Currently, Dr Chaudry is working with colleagues to improve health services in the country, including rural areas; part of this involves participating in public awareness campaigns about hepatitis and dengue fever.

Inspired by senior doctors around him who had set up medical camps after the earthquake of 2005, Dr Chaudry has been heavily involved in flood relief efforts in 2010 and 2011. Last year, Dr Chaudry and colleagues formed a team of volunteers and started working to assist those affected by the floods. They treated more than 69,000 patients in seven camps in Bhong region and also donated medicine, rations and mosquito nets.

This year, his team of medical volunteers worked in Sindh, mostly in Mirpur Khas, but also in Sanghar and Tando Adam, treating 25,000 people and providing rations, cash and mosquito nets. Current relief efforts are still on, even though he says, “We are falling short of resources.”

Karim Jindani

Karim Jindani is a IT consultant working in the Payment Systems domain. He has a BS and MS degree in Computer Science from FAST. Karim has had a long association with TPS (www.tpsonline.com) and pioneered many innovations in the e-banking industry in Pakistan and abroad for many banks and telecoms. His areas of interest include utilising different technlogies, especially mobile technology, to provide banking services to under-served populations.

Other than his professional commitments, he is a founding member of YAKJA group. YAKJA (http://yakja.wordpress.com) is a group of individuals (mostly from IT industry) who got together in August 2010 to do their part in relief and rehabilitation work for people affected by the floods. After carrying out initial relief efforts, YAKJA undertook a rehabilitation project (pre-fabricated housing). The team collected Rs1.8 million rupees to carry out on-the-ground relief and rehabilitation work. The YAKJA team is again active this year and has so far collected Rs600,000 and performed relief work (ration distribution and medical camps). The spirit of YAKJA is to involve people from different backgrounds to work as a team and do ground work on their own.

» **Actions to take**:
a) In the volunteer profiles, switch "Payment Systems" to "Digital Banking" and write out the passage from "Karim Jindani is" to "to under-served populations.".
b) Summarize the volunteer profiles in two sentences.

» **Data supplied**:
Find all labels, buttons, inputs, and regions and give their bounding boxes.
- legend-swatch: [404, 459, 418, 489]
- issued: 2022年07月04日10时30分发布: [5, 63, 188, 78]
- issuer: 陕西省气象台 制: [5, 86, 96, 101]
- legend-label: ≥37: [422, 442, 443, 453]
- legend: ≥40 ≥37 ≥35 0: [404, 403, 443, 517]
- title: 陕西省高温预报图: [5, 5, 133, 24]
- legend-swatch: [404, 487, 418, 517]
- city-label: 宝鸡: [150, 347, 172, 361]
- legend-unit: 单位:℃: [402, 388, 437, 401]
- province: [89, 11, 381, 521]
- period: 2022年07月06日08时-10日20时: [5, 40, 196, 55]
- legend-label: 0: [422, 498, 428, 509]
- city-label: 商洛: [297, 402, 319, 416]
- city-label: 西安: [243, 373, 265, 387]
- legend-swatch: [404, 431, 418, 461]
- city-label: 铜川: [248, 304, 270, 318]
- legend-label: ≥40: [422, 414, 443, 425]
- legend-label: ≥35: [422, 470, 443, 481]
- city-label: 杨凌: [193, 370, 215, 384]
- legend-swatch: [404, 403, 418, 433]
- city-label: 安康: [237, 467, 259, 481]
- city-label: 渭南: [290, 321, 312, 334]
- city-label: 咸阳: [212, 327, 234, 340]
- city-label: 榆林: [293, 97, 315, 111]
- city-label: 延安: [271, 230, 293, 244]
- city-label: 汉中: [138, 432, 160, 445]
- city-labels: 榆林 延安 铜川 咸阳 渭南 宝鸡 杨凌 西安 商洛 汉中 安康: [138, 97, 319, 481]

» **Answers in order**:
a)
Karim Jindani is a IT consultant working in the Digital Banking domain. He has a BS and MS degree in Computer Science from FAST. Karim has had a long association with TPS (www.tpsonline.com) and pioneered many innovations in the e-banking industry in Pakistan and abroad for many banks and telecoms. His areas of interest include utilising different technlogies, especially mobile technology, to provide banking services to under-served populations.

b) Dr Chaudry works to improve health services in the country and has led volunteer medical teams in flood relief, treating more than 69,000 patients in Bhong region last year and 25,000 people in Sindh this year. Karim Jindani, an IT consultant in the Payment Systems domain, is a founding member of YAKJA, a group formed in August 2010 that has collected money and carried out relief and rehabilitation work for people affected by the floods.